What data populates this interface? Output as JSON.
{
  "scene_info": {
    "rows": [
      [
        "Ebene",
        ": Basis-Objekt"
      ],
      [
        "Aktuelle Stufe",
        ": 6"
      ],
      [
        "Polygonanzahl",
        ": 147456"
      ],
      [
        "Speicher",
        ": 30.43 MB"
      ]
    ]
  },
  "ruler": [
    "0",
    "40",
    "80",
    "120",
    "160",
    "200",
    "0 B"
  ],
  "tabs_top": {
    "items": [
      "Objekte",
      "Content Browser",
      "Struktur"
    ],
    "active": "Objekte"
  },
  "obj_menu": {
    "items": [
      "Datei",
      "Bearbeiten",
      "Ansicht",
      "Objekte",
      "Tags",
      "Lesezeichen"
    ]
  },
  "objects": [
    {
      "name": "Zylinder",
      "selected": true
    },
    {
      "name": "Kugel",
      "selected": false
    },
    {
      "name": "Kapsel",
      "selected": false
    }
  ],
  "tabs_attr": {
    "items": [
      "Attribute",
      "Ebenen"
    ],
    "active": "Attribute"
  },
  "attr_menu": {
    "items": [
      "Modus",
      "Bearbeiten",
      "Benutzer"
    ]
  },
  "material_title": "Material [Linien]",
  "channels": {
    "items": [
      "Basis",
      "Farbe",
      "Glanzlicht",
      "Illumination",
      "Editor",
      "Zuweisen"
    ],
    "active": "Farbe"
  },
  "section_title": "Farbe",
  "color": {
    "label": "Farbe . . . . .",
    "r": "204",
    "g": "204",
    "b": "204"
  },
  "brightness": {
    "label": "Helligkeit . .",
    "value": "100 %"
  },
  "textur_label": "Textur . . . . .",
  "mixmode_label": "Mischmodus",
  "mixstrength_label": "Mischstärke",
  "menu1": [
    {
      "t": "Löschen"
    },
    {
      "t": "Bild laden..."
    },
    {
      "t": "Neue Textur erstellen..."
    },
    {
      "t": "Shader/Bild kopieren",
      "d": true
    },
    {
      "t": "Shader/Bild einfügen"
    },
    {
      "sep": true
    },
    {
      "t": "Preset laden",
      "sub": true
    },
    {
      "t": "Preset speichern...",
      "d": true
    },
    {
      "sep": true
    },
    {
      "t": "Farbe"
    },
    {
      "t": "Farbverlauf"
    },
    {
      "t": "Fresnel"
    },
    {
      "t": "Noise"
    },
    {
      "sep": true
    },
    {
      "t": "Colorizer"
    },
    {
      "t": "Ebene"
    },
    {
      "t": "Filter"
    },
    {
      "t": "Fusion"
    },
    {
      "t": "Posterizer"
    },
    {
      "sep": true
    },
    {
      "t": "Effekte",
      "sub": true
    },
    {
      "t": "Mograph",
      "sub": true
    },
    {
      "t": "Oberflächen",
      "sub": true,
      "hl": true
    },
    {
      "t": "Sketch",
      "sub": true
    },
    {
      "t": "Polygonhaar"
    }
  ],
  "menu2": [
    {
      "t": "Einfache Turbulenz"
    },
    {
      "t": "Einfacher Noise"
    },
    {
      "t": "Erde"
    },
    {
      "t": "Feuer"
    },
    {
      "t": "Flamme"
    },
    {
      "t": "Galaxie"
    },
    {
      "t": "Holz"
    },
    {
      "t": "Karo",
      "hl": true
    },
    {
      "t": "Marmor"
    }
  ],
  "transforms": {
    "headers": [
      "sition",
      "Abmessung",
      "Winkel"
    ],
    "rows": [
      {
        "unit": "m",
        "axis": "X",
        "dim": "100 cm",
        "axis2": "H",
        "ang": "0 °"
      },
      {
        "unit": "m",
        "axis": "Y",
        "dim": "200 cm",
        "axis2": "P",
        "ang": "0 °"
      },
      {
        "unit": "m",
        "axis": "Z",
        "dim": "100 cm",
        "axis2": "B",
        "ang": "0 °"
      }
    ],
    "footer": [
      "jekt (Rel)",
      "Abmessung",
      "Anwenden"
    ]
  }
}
================================
STATED EXERCISE: Count the lines in the records above that hold the word "Textur", and give only that number.

TASK OUTPUT: 2